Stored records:
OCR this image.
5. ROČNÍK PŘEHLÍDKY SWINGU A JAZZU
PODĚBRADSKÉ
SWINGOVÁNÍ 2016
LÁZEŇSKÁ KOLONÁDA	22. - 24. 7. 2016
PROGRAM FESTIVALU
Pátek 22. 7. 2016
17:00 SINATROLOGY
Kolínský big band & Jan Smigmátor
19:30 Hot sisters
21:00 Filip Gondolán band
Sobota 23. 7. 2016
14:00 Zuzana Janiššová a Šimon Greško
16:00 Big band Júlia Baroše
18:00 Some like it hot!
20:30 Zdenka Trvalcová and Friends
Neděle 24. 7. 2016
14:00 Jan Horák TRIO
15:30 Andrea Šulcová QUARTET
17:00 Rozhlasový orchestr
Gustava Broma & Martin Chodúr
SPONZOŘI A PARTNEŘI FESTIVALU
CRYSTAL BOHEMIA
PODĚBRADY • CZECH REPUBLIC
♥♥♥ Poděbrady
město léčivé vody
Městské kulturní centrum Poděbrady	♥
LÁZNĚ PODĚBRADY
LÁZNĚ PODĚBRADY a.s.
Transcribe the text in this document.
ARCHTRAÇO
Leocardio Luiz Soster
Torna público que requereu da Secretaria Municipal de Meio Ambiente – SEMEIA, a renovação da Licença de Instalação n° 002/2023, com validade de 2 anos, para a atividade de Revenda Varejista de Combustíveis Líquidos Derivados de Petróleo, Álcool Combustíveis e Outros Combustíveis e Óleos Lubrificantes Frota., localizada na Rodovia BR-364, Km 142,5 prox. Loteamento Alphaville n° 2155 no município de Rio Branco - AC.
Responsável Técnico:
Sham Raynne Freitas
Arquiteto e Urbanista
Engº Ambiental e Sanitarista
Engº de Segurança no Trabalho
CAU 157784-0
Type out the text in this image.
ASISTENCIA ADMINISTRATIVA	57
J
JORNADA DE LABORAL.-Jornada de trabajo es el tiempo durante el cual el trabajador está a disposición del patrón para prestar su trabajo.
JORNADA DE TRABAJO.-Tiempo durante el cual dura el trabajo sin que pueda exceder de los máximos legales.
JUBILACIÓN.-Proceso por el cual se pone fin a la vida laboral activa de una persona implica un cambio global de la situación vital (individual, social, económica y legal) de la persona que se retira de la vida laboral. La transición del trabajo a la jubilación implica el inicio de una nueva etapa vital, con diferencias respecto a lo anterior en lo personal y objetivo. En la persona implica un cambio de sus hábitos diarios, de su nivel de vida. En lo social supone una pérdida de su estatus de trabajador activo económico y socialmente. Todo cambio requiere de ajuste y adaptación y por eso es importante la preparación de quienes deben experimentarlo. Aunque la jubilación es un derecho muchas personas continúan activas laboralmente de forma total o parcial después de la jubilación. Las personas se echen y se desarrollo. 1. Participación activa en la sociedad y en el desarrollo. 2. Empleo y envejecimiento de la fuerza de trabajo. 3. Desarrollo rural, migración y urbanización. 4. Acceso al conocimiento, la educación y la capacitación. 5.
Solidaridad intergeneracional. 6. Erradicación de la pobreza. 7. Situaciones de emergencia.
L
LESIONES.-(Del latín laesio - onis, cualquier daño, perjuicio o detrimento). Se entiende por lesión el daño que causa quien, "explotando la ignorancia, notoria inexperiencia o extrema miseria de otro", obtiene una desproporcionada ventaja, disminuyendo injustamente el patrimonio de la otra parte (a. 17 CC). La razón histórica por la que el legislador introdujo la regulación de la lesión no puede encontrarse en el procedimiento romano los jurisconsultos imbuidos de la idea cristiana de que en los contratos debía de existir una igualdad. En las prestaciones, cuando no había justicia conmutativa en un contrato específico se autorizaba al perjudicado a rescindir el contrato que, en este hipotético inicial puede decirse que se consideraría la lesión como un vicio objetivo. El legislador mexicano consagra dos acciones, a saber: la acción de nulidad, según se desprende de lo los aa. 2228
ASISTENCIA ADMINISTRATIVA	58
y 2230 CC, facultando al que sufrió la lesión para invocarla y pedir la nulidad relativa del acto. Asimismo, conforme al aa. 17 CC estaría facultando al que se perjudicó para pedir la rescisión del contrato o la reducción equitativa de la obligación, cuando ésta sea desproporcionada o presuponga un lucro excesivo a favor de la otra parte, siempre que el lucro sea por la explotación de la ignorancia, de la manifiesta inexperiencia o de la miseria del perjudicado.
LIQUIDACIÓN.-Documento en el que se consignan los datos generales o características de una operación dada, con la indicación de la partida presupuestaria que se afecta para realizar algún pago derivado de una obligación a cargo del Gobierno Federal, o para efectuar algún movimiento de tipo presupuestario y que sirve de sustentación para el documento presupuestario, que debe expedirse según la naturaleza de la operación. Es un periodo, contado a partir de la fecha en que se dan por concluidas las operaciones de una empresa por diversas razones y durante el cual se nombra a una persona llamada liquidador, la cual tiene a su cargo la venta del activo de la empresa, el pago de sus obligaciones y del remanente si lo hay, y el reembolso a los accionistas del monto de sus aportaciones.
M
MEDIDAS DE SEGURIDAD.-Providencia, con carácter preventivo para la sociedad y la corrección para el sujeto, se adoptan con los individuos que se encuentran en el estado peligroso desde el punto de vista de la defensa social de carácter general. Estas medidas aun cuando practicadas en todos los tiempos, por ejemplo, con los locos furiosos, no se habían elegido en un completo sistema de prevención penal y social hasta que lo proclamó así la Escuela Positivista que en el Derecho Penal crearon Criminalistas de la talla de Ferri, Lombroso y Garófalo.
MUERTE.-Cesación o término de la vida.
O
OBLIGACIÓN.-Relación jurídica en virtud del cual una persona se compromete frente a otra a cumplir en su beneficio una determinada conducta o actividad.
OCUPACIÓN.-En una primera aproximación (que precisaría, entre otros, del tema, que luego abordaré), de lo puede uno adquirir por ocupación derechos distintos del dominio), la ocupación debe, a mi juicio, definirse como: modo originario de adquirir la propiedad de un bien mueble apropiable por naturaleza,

Stated task:
From the entries above, copy every line containing the word "naturaleza".

Final result:
LIQUIDACIÓN.-Documento en el que se consignan los datos generales o características de una operación dada, con la indicación de la partida presupuestaria que se afecta para realizar algún pago derivado de una obligación a cargo del Gobierno Federal, o para efectuar algún movimiento de tipo presupuestario y que sirve de sustentación para el documento presupuestario, que debe expedirse según la naturaleza de la operación. Es un periodo, contado a partir de la fecha en que se dan por concluidas las operaciones de una empresa por diversas razones y durante el cual se nombra a una persona llamada liquidador, la cual tiene a su cargo la venta del activo de la empresa, el pago de sus obligaciones y del remanente si lo hay, y el reembolso a los accionistas del monto de sus aportaciones.
OCUPACIÓN.-En una primera aproximación (que precisaría, entre otros, del tema, que luego abordaré), de lo puede uno adquirir por ocupación derechos distintos del dominio), la ocupación debe, a mi juicio, definirse como: modo originario de adquirir la propiedad de un bien mueble apropiable por naturaleza,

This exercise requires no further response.